BEGIN Input for this task
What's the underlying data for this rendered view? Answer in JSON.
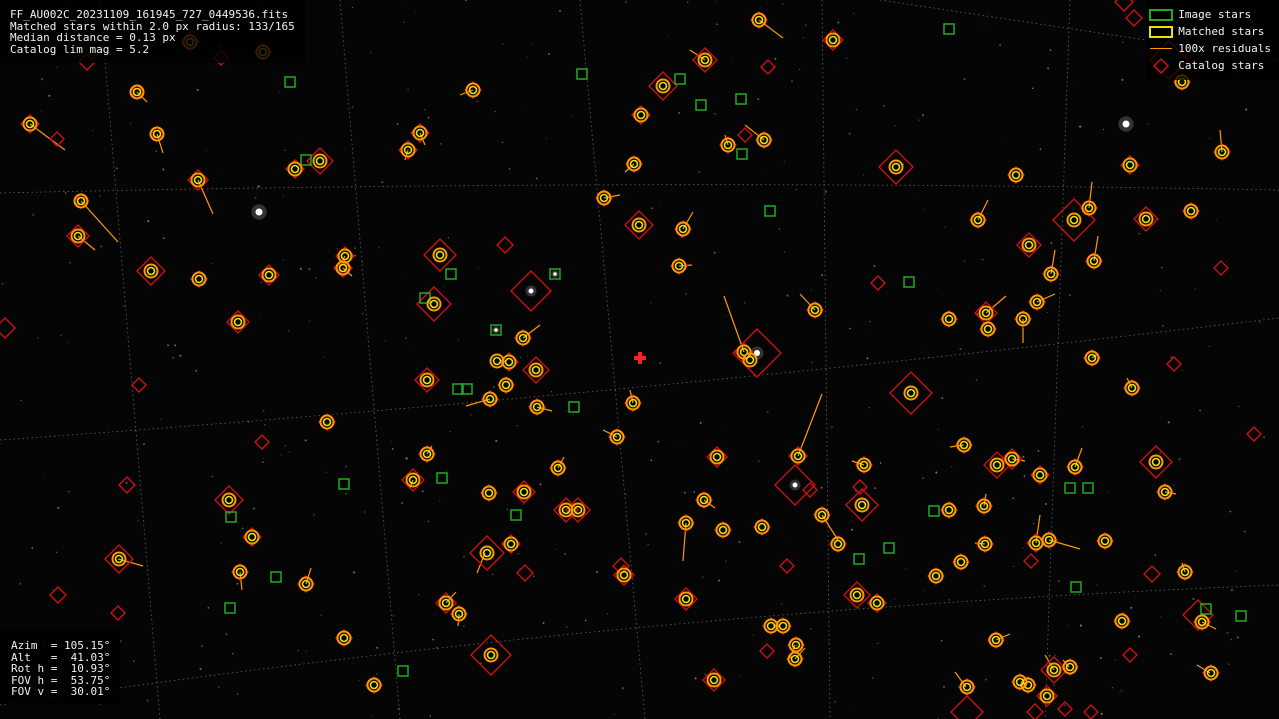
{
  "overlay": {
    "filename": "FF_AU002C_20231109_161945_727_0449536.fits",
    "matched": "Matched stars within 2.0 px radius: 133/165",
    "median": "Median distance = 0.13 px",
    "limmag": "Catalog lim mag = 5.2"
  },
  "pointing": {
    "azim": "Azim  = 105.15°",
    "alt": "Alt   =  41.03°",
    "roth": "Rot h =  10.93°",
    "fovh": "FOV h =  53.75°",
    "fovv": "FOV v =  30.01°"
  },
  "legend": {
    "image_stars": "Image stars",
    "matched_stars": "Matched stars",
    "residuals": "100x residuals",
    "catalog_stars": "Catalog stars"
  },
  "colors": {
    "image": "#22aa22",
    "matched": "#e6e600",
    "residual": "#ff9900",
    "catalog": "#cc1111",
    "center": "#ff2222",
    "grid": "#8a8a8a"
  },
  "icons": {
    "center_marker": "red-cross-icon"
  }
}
END Input for this task
• Problem statement: Pictures are to be left out; repeat all the remaining data exactly.

• Solved problem:
What's the underlying data for this rendered view? Answer in JSON.
{
  "overlay": {
    "filename": "FF_AU002C_20231109_161945_727_0449536.fits",
    "matched": "Matched stars within 2.0 px radius: 133/165",
    "median": "Median distance = 0.13 px",
    "limmag": "Catalog lim mag = 5.2"
  },
  "pointing": {
    "azim": "Azim  = 105.15°",
    "alt": "Alt   =  41.03°",
    "roth": "Rot h =  10.93°",
    "fovh": "FOV h =  53.75°",
    "fovv": "FOV v =  30.01°"
  },
  "legend": {
    "image_stars": "Image stars",
    "matched_stars": "Matched stars",
    "residuals": "100x residuals",
    "catalog_stars": "Catalog stars"
  },
  "colors": {
    "image": "#22aa22",
    "matched": "#e6e600",
    "residual": "#ff9900",
    "catalog": "#cc1111",
    "center": "#ff2222",
    "grid": "#8a8a8a"
  },
  "icons": {
    "center_marker": "red-cross-icon"
  }
}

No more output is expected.